| TEXTO DE ESTUDO |
◇ ◇ ◇

O Itamaraty mantinha em sua página oficial na internet, até a última quinta-feira, a Embaixada da Venezuela de Maduro como sede da representação diplomática, embora seja María Teresa Belandria quem, desde fevereiro, quando foi indicada por Guaidó, mantém relações formais com o governo, em especial com o chanceler Ernesto Araújo. A nova sede venezuelana permanece em segredo. VEJA esteve na embaixada improvisada: um flat de hotel, de 45 metros quadrados, divididos em um quarto, um banheiro e uma sala. Na tentativa de passar um ar oficialesco, uma pequena bandeira de mesa orna o ambiente. E só. Todo o aparato de trabalho é improvisado e fruto de doação. Computador, impressora, laptop e até mesmo uma sanduicheira para garantir a alimentação de María Teresa foram emprestados por conterrâneos que vivem no Brasil. A água potável fica num galão de 5 litros no chão, ao lado das duas malas usadas como guarda-roupas. Na mesma mesa de trabalho, a embaixadora tem aula de português duas vezes por semana e recebe parlamentares brasileiros e representantes de outros países. Até hoje, porém, nenhum venezuelano esteve no local. Por quê? Medo. María Teresa afirma que há, na capital no país, espiões de Cuba e da Rússia, e que, portanto, não pode manter as portas da “embaixada” abertas. Ela não conta com nenhum serviço de segurança.
“O local não é público porque não saberíamos se seria um cidadão de bem precisando de ajuda ou um venezuelano do regime de Maduro vindo a serviço da inteligência”, afirma, pedindo que não se divulgue o endereço do flat. “Os hotéis são os lugares mais inseguros do mundo. Qualquer um pode, por exemplo, alugar o apartamento ao lado e escutar as conversas que eu tenho, pode tirar fotos de quem entra e sai, pode enviar pessoas como se fossem funcionários da limpeza para olhar os documentos. Não é uma fantasia e não é uma novela de espionagem. O braço da ditadura é muito grande. Eu tenho de desconfiar de todo mundo”, explica, num emaranhado de preocupações típicas de quem conheceu a realidade de um Estado totalitário.

◇ ◇ ◇

| REGISTROS FORNECIDOS |

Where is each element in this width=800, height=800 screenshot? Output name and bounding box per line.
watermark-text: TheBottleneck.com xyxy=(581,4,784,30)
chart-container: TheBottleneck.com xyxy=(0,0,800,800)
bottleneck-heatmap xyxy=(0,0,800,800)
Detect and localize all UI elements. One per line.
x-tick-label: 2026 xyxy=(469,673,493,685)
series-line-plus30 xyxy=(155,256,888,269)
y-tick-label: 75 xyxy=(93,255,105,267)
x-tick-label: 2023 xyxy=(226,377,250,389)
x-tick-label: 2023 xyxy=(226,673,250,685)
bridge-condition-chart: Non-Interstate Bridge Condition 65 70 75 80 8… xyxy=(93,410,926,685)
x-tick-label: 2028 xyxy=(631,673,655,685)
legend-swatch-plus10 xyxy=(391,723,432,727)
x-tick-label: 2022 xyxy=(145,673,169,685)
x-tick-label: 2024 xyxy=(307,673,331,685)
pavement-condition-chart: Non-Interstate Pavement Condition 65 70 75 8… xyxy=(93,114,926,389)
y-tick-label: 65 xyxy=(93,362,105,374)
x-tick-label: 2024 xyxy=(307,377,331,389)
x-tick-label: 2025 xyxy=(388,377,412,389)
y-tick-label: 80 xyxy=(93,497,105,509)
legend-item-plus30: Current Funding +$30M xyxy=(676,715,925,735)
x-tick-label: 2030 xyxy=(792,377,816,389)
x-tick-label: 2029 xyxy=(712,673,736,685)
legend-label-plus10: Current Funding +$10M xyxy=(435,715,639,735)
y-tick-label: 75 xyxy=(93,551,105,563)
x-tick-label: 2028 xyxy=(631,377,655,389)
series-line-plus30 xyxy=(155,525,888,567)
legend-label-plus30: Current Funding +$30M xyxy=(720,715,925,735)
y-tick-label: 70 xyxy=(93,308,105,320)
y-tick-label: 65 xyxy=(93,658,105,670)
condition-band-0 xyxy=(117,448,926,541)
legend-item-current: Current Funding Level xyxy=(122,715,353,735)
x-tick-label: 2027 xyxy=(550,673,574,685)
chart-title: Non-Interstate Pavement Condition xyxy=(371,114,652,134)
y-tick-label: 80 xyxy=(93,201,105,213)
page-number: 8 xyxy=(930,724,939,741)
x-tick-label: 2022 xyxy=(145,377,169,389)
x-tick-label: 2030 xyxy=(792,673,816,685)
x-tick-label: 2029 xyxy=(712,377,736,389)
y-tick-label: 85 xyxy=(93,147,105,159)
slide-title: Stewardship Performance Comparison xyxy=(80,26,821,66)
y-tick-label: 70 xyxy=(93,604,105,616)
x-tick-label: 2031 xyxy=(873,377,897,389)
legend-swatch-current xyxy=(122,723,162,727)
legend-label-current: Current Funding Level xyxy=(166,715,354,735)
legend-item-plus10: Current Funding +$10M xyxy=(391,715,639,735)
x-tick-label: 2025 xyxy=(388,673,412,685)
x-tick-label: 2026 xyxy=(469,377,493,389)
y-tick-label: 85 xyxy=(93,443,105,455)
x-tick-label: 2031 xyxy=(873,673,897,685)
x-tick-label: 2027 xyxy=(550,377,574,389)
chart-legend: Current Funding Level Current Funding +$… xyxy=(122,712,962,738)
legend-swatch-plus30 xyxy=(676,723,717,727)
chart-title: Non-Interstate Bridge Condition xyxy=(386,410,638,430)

◇ ◇ ◇

| INSTRUÇÕES DO EXERCÍCIO |
Como você prosseguiria o texto sobre a embaixada improvisada de María Teresa Belandria? Dê continuidade a ele a partir da última frase. Os registros constituem material independente do texto de estudo.

| RESULTADO DO EXERCÍCIO |
O governo Maduro, de fato, teria motivos para tentar monitorar a atuação de María Teresa. Ela mantém contato quase diário com o presidente interino Juan Guaidó e, além disso, constantemente recebe informações da situação de seu país e sobre os refugiados que escapam da ditadura bolivariana através de Pacaraima (RR), a cidade brasileira que faz fronteira com a Venezuela. Os relatos são devastadores: narram o assassinato de indígenas, a tortura de estudantes, a morte de crianças por falta de atendimento médico, a cobrança de propina por parte da Guarda Nacional e de militares do Exército e a extrema pobreza que atinge a população. “No meu país, tornou-se comum as pessoas juntarem as sobras de seus pratos nos restaurantes. Elas sabem que, do lado de fora, há um monte de gente esperando para comer. Aqui, as pessoas não dimensionam o que é a nossa tragédia”, conta. Tal tragédia, ela lamenta, ainda não tem data para acabar. “Não se sabe quando nem como termina uma ditadura de vinte anos, mas sabemos que não é em quatro meses. Processos políticos exigem tempo.” Até lá, o jeito é improvisar.